● The problem
Transcribe the full listing below exactly.
---------- Information supplied
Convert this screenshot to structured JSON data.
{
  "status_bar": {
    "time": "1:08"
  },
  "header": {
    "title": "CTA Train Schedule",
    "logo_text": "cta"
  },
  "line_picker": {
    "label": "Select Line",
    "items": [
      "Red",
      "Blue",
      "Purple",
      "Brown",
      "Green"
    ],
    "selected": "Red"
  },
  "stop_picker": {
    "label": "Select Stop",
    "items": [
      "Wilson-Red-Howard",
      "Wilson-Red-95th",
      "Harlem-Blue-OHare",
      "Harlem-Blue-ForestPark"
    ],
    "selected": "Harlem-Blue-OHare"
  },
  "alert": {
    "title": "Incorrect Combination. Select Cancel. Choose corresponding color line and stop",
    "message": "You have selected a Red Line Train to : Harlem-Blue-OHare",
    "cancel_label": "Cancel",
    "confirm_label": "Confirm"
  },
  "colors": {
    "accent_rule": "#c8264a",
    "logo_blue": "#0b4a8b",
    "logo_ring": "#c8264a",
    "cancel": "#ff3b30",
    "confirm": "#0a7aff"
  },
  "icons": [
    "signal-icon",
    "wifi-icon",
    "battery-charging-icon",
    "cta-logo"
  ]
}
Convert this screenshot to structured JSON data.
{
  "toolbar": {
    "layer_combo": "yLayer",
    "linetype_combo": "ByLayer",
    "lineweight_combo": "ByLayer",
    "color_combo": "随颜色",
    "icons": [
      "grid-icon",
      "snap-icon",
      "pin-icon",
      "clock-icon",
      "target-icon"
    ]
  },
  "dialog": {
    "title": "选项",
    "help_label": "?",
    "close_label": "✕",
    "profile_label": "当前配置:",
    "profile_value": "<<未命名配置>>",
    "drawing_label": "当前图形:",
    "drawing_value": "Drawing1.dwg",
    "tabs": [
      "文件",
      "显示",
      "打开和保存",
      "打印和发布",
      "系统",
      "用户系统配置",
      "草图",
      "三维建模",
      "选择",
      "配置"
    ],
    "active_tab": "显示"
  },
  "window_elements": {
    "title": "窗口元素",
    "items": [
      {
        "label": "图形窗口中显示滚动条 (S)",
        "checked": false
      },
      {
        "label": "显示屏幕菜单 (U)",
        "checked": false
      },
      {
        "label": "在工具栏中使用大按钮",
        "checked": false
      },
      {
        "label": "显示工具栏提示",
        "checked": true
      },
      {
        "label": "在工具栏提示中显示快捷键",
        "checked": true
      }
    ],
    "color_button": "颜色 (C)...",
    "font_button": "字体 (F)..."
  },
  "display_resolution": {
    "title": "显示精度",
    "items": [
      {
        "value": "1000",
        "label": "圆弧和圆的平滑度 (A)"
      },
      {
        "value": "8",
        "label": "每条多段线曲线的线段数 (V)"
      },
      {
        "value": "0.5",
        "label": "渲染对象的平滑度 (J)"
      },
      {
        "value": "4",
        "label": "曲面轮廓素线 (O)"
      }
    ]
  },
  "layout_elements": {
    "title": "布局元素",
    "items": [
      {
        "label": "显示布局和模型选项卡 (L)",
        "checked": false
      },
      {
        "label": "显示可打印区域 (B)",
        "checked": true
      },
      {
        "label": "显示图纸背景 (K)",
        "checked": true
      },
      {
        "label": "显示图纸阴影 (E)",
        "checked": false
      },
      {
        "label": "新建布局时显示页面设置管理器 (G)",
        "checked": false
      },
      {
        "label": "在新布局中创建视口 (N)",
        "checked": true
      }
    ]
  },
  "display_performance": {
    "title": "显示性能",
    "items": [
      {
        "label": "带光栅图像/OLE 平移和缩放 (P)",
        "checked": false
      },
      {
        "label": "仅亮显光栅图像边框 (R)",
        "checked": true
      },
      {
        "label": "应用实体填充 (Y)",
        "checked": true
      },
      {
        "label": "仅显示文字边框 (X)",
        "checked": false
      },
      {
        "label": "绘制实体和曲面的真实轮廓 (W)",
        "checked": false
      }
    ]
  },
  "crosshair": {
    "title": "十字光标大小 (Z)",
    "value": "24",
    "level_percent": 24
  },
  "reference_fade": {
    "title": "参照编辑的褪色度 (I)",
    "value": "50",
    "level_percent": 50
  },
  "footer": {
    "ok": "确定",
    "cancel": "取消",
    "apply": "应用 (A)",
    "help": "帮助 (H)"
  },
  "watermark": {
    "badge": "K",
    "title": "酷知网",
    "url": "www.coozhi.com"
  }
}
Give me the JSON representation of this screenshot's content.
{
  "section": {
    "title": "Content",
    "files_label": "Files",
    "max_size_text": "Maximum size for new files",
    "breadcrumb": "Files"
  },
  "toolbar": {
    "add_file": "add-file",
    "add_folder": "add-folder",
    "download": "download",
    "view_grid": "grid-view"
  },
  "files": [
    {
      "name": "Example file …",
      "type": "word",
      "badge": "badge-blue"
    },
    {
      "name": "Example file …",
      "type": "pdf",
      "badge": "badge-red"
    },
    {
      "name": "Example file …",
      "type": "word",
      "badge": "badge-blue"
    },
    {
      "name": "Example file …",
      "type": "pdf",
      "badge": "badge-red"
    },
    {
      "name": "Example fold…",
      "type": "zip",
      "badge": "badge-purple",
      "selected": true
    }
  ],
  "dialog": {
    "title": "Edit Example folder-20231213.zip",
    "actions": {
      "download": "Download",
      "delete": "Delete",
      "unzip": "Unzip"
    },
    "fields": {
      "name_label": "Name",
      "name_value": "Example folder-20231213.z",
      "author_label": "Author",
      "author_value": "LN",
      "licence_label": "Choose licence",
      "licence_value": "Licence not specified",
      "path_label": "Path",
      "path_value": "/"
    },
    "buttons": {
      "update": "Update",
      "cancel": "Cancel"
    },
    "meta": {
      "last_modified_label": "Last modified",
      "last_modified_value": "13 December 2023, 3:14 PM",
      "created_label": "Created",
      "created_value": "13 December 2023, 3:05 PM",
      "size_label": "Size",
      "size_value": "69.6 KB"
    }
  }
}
--------------------
● Written answer
Convert this screenshot to structured JSON data.
{
  "status_bar": {
    "time": "1:08"
  },
  "header": {
    "title": "CTA Train Schedule",
    "logo_text": "cta"
  },
  "line_picker": {
    "label": "Select Line",
    "items": [
      "Red",
      "Blue",
      "Purple",
      "Brown",
      "Green"
    ],
    "selected": "Red"
  },
  "stop_picker": {
    "label": "Select Stop",
    "items": [
      "Wilson-Red-Howard",
      "Wilson-Red-95th",
      "Harlem-Blue-OHare",
      "Harlem-Blue-ForestPark"
    ],
    "selected": "Harlem-Blue-OHare"
  },
  "alert": {
    "title": "Incorrect Combination. Select Cancel. Choose corresponding color line and stop",
    "message": "You have selected a Red Line Train to : Harlem-Blue-OHare",
    "cancel_label": "Cancel",
    "confirm_label": "Confirm"
  },
  "colors": {
    "accent_rule": "#c8264a",
    "logo_blue": "#0b4a8b",
    "logo_ring": "#c8264a",
    "cancel": "#ff3b30",
    "confirm": "#0a7aff"
  },
  "icons": [
    "signal-icon",
    "wifi-icon",
    "battery-charging-icon",
    "cta-logo"
  ]
}
Convert this screenshot to structured JSON data.
{
  "toolbar": {
    "layer_combo": "yLayer",
    "linetype_combo": "ByLayer",
    "lineweight_combo": "ByLayer",
    "color_combo": "随颜色",
    "icons": [
      "grid-icon",
      "snap-icon",
      "pin-icon",
      "clock-icon",
      "target-icon"
    ]
  },
  "dialog": {
    "title": "选项",
    "help_label": "?",
    "close_label": "✕",
    "profile_label": "当前配置:",
    "profile_value": "<<未命名配置>>",
    "drawing_label": "当前图形:",
    "drawing_value": "Drawing1.dwg",
    "tabs": [
      "文件",
      "显示",
      "打开和保存",
      "打印和发布",
      "系统",
      "用户系统配置",
      "草图",
      "三维建模",
      "选择",
      "配置"
    ],
    "active_tab": "显示"
  },
  "window_elements": {
    "title": "窗口元素",
    "items": [
      {
        "label": "图形窗口中显示滚动条 (S)",
        "checked": false
      },
      {
        "label": "显示屏幕菜单 (U)",
        "checked": false
      },
      {
        "label": "在工具栏中使用大按钮",
        "checked": false
      },
      {
        "label": "显示工具栏提示",
        "checked": true
      },
      {
        "label": "在工具栏提示中显示快捷键",
        "checked": true
      }
    ],
    "color_button": "颜色 (C)...",
    "font_button": "字体 (F)..."
  },
  "display_resolution": {
    "title": "显示精度",
    "items": [
      {
        "value": "1000",
        "label": "圆弧和圆的平滑度 (A)"
      },
      {
        "value": "8",
        "label": "每条多段线曲线的线段数 (V)"
      },
      {
        "value": "0.5",
        "label": "渲染对象的平滑度 (J)"
      },
      {
        "value": "4",
        "label": "曲面轮廓素线 (O)"
      }
    ]
  },
  "layout_elements": {
    "title": "布局元素",
    "items": [
      {
        "label": "显示布局和模型选项卡 (L)",
        "checked": false
      },
      {
        "label": "显示可打印区域 (B)",
        "checked": true
      },
      {
        "label": "显示图纸背景 (K)",
        "checked": true
      },
      {
        "label": "显示图纸阴影 (E)",
        "checked": false
      },
      {
        "label": "新建布局时显示页面设置管理器 (G)",
        "checked": false
      },
      {
        "label": "在新布局中创建视口 (N)",
        "checked": true
      }
    ]
  },
  "display_performance": {
    "title": "显示性能",
    "items": [
      {
        "label": "带光栅图像/OLE 平移和缩放 (P)",
        "checked": false
      },
      {
        "label": "仅亮显光栅图像边框 (R)",
        "checked": true
      },
      {
        "label": "应用实体填充 (Y)",
        "checked": true
      },
      {
        "label": "仅显示文字边框 (X)",
        "checked": false
      },
      {
        "label": "绘制实体和曲面的真实轮廓 (W)",
        "checked": false
      }
    ]
  },
  "crosshair": {
    "title": "十字光标大小 (Z)",
    "value": "24",
    "level_percent": 24
  },
  "reference_fade": {
    "title": "参照编辑的褪色度 (I)",
    "value": "50",
    "level_percent": 50
  },
  "footer": {
    "ok": "确定",
    "cancel": "取消",
    "apply": "应用 (A)",
    "help": "帮助 (H)"
  },
  "watermark": {
    "badge": "K",
    "title": "酷知网",
    "url": "www.coozhi.com"
  }
}
Give me the JSON representation of this screenshot's content.
{
  "section": {
    "title": "Content",
    "files_label": "Files",
    "max_size_text": "Maximum size for new files",
    "breadcrumb": "Files"
  },
  "toolbar": {
    "add_file": "add-file",
    "add_folder": "add-folder",
    "download": "download",
    "view_grid": "grid-view"
  },
  "files": [
    {
      "name": "Example file …",
      "type": "word",
      "badge": "badge-blue"
    },
    {
      "name": "Example file …",
      "type": "pdf",
      "badge": "badge-red"
    },
    {
      "name": "Example file …",
      "type": "word",
      "badge": "badge-blue"
    },
    {
      "name": "Example file …",
      "type": "pdf",
      "badge": "badge-red"
    },
    {
      "name": "Example fold…",
      "type": "zip",
      "badge": "badge-purple",
      "selected": true
    }
  ],
  "dialog": {
    "title": "Edit Example folder-20231213.zip",
    "actions": {
      "download": "Download",
      "delete": "Delete",
      "unzip": "Unzip"
    },
    "fields": {
      "name_label": "Name",
      "name_value": "Example folder-20231213.z",
      "author_label": "Author",
      "author_value": "LN",
      "licence_label": "Choose licence",
      "licence_value": "Licence not specified",
      "path_label": "Path",
      "path_value": "/"
    },
    "buttons": {
      "update": "Update",
      "cancel": "Cancel"
    },
    "meta": {
      "last_modified_label": "Last modified",
      "last_modified_value": "13 December 2023, 3:14 PM",
      "created_label": "Created",
      "created_value": "13 December 2023, 3:05 PM",
      "size_label": "Size",
      "size_value": "69.6 KB"
    }
  }
}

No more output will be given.